* **DATA SUPPLIED**:
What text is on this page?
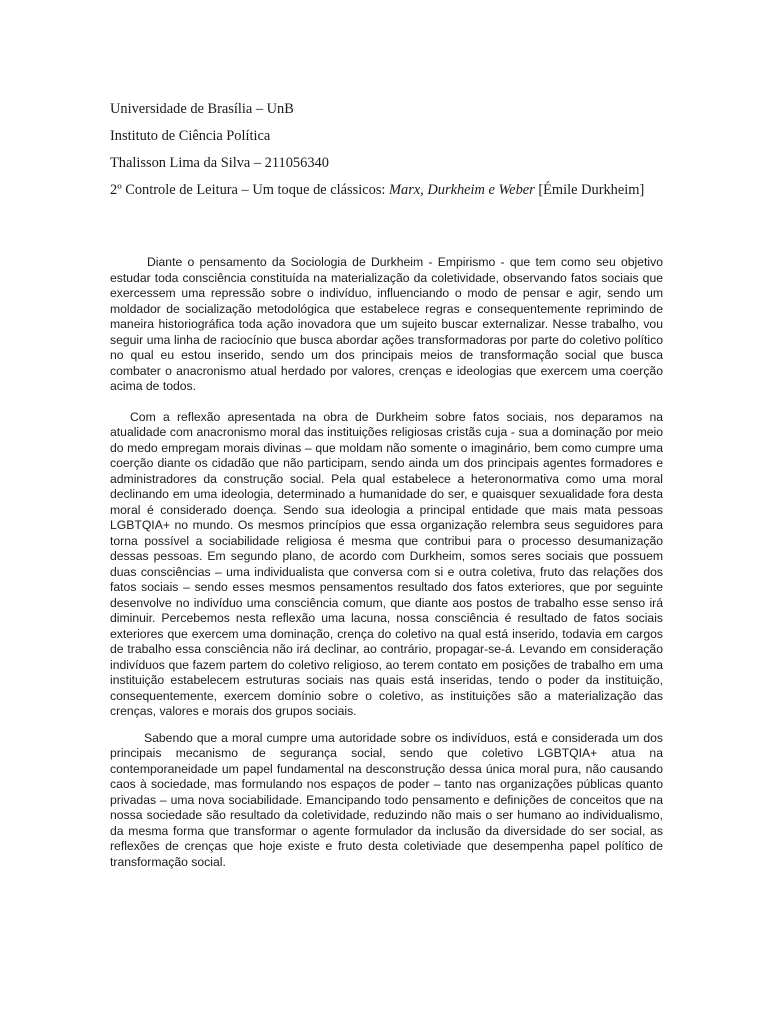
Universidade de Brasília – UnB
Instituto de Ciência Política
Thalisson Lima da Silva – 211056340
2º Controle de Leitura – Um toque de clássicos: Marx, Durkheim e Weber [Émile Durkheim]

Diante o pensamento da Sociologia de Durkheim - Empirismo - que tem como seu objetivo estudar toda consciência constituída na materialização da coletividade, observando fatos sociais que exercessem uma repressão sobre o indivíduo, influenciando o modo de pensar e agir, sendo um moldador de socialização metodológica que estabelece regras e consequentemente reprimindo de maneira historiográfica toda ação inovadora que um sujeito buscar externalizar. Nesse trabalho, vou seguir uma linha de raciocínio que busca abordar ações transformadoras por parte do coletivo político no qual eu estou inserido, sendo um dos principais meios de transformação social que busca combater o anacronismo atual herdado por valores, crenças e ideologias que exercem uma coerção acima de todos.

Com a reflexão apresentada na obra de Durkheim sobre fatos sociais, nos deparamos na atualidade com anacronismo moral das instituições religiosas cristãs cuja - sua a dominação por meio do medo empregam morais divinas – que moldam não somente o imaginário, bem como cumpre uma coerção diante os cidadão que não participam, sendo ainda um dos principais agentes formadores e administradores da construção social. Pela qual estabelece a heteronormativa como uma moral declinando em uma ideologia, determinado a humanidade do ser, e quaisquer sexualidade fora desta moral é considerado doença. Sendo sua ideologia a principal entidade que mais mata pessoas LGBTQIA+ no mundo. Os mesmos princípios que essa organização relembra seus seguidores para torna possível a sociabilidade religiosa é mesma que contribui para o processo desumanização dessas pessoas. Em segundo plano, de acordo com Durkheim, somos seres sociais que possuem duas consciências – uma individualista que conversa com si e outra coletiva, fruto das relações dos fatos sociais – sendo esses mesmos pensamentos resultado dos fatos exteriores, que por seguinte desenvolve no indivíduo uma consciência comum, que diante aos postos de trabalho esse senso irá diminuir. Percebemos nesta reflexão uma lacuna, nossa consciência é resultado de fatos sociais exteriores que exercem uma dominação, crença do coletivo na qual está inserido, todavia em cargos de trabalho essa consciência não irá declinar, ao contrário, propagar-se-á. Levando em consideração indivíduos que fazem partem do coletivo religioso, ao terem contato em posições de trabalho em uma instituição estabelecem estruturas sociais nas quais está inseridas, tendo o poder da instituição, consequentemente, exercem domínio sobre o coletivo, as instituições são a materialização das crenças, valores e morais dos grupos sociais.

Sabendo que a moral cumpre uma autoridade sobre os indivíduos, está e considerada um dos principais mecanismo de segurança social, sendo que coletivo LGBTQIA+ atua na contemporaneidade um papel fundamental na desconstrução dessa única moral pura, não causando caos à sociedade, mas formulando nos espaços de poder – tanto nas organizações públicas quanto privadas – uma nova sociabilidade. Emancipando todo pensamento e definições de conceitos que na nossa sociedade são resultado da coletividade, reduzindo não mais o ser humano ao individualismo, da mesma forma que transformar o agente formulador da inclusão da diversidade do ser social, as reflexões de crenças que hoje existe e fruto desta coletiviade que desempenha papel político de transformação social.
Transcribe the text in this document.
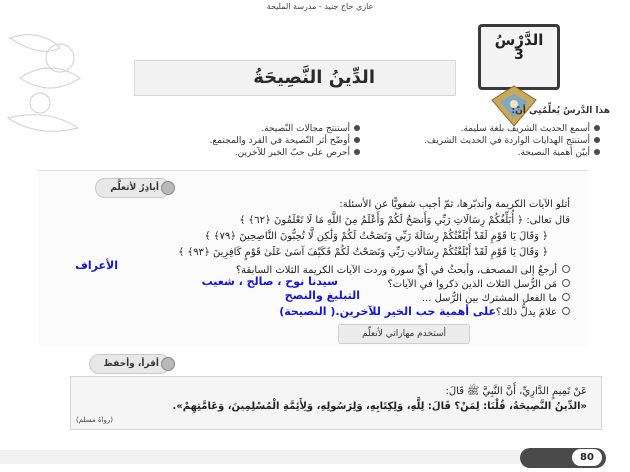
عازي حاج جنيد - مدرسة المليحة
الدِّينُ النَّصِيحَةُ
الدَّرْسُ
3
هذا الدَّرسُ يُعلِّمُنِي أنْ:
أسمع الحديث الشريف بلغة سليمة.
أستنتج الهدايات الواردة في الحديث الشريف.
أبيّن أهمية النصيحة.
أستنتج مجالات النّصيحة.
أوضّح أثر النّصيحة في الفرد والمجتمع.
أحرص على حبّ الخير للآخرين.
أتلو الآيات الكريمة وأتدبّرها، ثمّ أجيب شفويًّا عن الأسئلة:
قال تعالى: ﴿ أُبَلِّغُكُمْ رِسَالَاتِ رَبِّي وَأَنصَحُ لَكُمْ وَأَعْلَمُ مِنَ اللَّهِ مَا لَا تَعْلَمُونَ ﴿٦٢﴾ ﴾
﴿ وَقَالَ يَا قَوْمِ لَقَدْ أَبْلَغْتُكُمْ رِسَالَةَ رَبِّي وَنَصَحْتُ لَكُمْ وَلَٰكِن لَّا تُحِبُّونَ النَّاصِحِينَ ﴿٧٩﴾ ﴾
﴿ وَقَالَ يَا قَوْمِ لَقَدْ أَبْلَغْتُكُمْ رِسَالَاتِ رَبِّي وَنَصَحْتُ لَكُمْ فَكَيْفَ آسَىٰ عَلَىٰ قَوْمٍ كَافِرِينَ ﴿٩٣﴾ ﴾
أرجعُ إلى المصحف، وأبحثُ في أيِّ سورة وردت الآيات الكريمة الثلاث السابقة؟
الأعراف
مَن الرُّسل الثلاث الذين ذكروا في الآيات؟
سيدنا نوح ، صالح ، شعيب
ما الفعل المشترك بين الرُّسل ...
التبليغ والنصح
علامَ يدلُّ ذلك؟
على أهمية حب الخير للآخرين.( النصيحة)
أبادِرُ لأتعلَّم
أستخدم مهاراتي لأتعلّم
أقرأ، وأحفظ
عَنْ تَمِيمٍ الدَّارِيِّ، أَنَّ النَّبِيَّ ﷺ قَالَ:
«الدِّينُ النَّصِيحَةُ، قُلْنَا: لِمَنْ؟ قَالَ: لِلَّهِ، وَلِكِتَابِهِ، وَلِرَسُولِهِ، وَلِأَئِمَّةِ الْمُسْلِمِينَ، وَعَامَّتِهِمْ».
(رواهُ مسلم)
80
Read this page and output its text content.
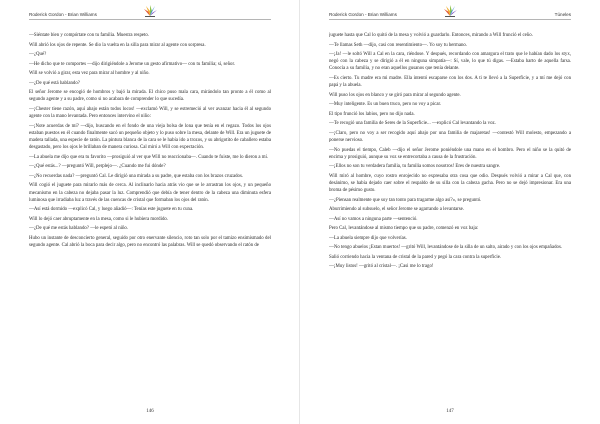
Roderick Gordon - Brian Williams

—Siéntate bien y compórtate con tu familia. Muestra respeto.

Will abrió los ojos de repente. Se dio la vuelta en la silla para mirar al agente con sorpresa.

—¿Qué?

—He dicho que te comportes —dijo dirigiéndole a Jerome un gesto afirmativo— con tu familia; sí, señor.

Will se volvió a girar, esta vez para mirar al hombre y al niño.

—¿De qué está hablando?

El señor Jerome se encogió de hombros y bajó la mirada. El chico puso mala cara, mirándolo tan pronto a él como al segundo agente y a su padre, como si no acabara de comprender lo que sucedía.

—¡Chester tiene razón, aquí abajo están todos locos! —exclamó Will, y se estremeció al ver avanzar hacia él al segundo agente con la mano levantada. Pero entonces intervino el niño:

—¡Note acuerdas de mí? —dijo, buscando en el fondo de una vieja bolsa de lona que tenía en el regazo. Todos los ojos estaban puestos en él cuando finalmente sacó un pequeño objeto y lo puso sobre la mesa, delante de Will. Era un juguete de madera tallada, una especie de ratón. La pintura blanca de la cara se le había ido a trozos, y su abrigotito de caballero estaba desgastado, pero los ojos le brillaban de manera curiosa. Cal miró a Will con expectación.

—La abuela me dijo que era tu favorito —prosiguió al ver que Will no reaccionaba—. Cuando te fuiste, me lo dieron a mí.

—¿Qué estás...? —preguntó Will, perplejo—. ¿Cuando me fui dónde?

—¿No recuerdas nada? —preguntó Cal. Le dirigió una mirada a su padre, que estaba con los brazos cruzados.

Will cogió el juguete para mirarlo más de cerca. Al inclinarlo hacia atrás vio que se le arrastran los ojos, y un pequeño mecanismo en la cabeza no dejaba pasar la luz. Comprendió que debía de tener dentro de la cabeza una diminuta esfera luminosa que irradiaba luz a través de las cuencas de cristal que formaban los ojos del ratón.

—Así está dormido —explicó Cal, y luego añadió—: Tenías este juguete en tu cuna.

Will lo dejó caer abruptamente en la mesa, como si le hubiera mordido.

—¿De qué me estás hablando? —le espetó al niño.

Hubo un instante de desconcierto general, seguido por otro enervante silencio, roto tan solo por el tamizo ensimismado del segundo agente. Cal abrió la boca para decir algo, pero no encontró las palabras. Will se quedó observando el ratón de

146
Roderick Gordon - Brian Williams	Túneles

juguete hasta que Cal lo quitó de la mesa y volvió a guardarlo. Entonces, mirando a Will frunció el ceño.

—Te llamas Seth —dijo, casi con resentimiento—. Yo soy tu hermano.

—¡Ja! —le soltó Will a Cal en la cara, riéndose. Y después, recordando con amargura el trato que le habían dado los styx, negó con la cabeza y se dirigió a él en ninguna simpatía—: Sí, vale, lo que tú digas. —Estaba harto de aquella farsa. Conocía a su familia, y no eran aquellos gusanos que tenía delante.

—Es cierto. Tu madre era mi madre. Ella intentó escaparse con los dos. A ti te llevó a la Superficie, y a mí me dejó con papá y la abuela.

Will puso los ojos en blanco y se giró para mirar al segundo agente.

—Muy inteligente. Es un buen truco, pero no voy a picar.

El tipo frunció los labios, pero no dijo nada.

—Te recogió una familia de Seres de la Superficie... —explicó Cal levantando la voz.

—¡Claro, pero no voy a ser recogido aquí abajo por una familia de majaretas! —contestó Will molesto, empezando a ponerse nervioso.

—No puedas el tiempo, Caleb —dijo el señor Jerome poniéndole una mano en el hombro. Pero el niño se la quitó de encima y prosiguió, aunque su voz se entrecortaba a causa de la frustración.

—¡Ellos no son tu verdadera familia, tu familia somos nosotros! Eres de nuestra sangre.

Will miró al hombre, cuyo rostro enrojecido no expresaba otra cosa que odio. Después volvió a mirar a Cal que, con desánimo, se había dejado caer sobre el respaldo de su silla con la cabeza gacha. Pero no se dejó impresionar. Era una broma de pésimo gusto.

—¿Piensan realmente que soy tan tonto para tragarme algo así?», se preguntó.

Aburrimiendo al subsuelo, el señor Jerome se agarrando a levantarse.

—Así no vamos a ninguna parte —sentenció.

Pero Cal, levantándose al mismo tiempo que su padre, comenzó en voz baja:

—La abuela siempre dijo que volverías.

—No tengo abuelos ¡Estan muertos! —gritó Will, levantándose de la silla de un salto, airado y con los ojos empañados.

Salió corriendo hacia la ventana de cristal de la pared y pegó la cara contra la superficie.

—¡Muy listos! —gritó al cristal—. ¡Casi me lo trago!

147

* **DIRECTIONS FOR THIS TASK**: Look through the records above and report how many lines hold the word "page", giving only the number.

* **SOLUTION BELOW**: 2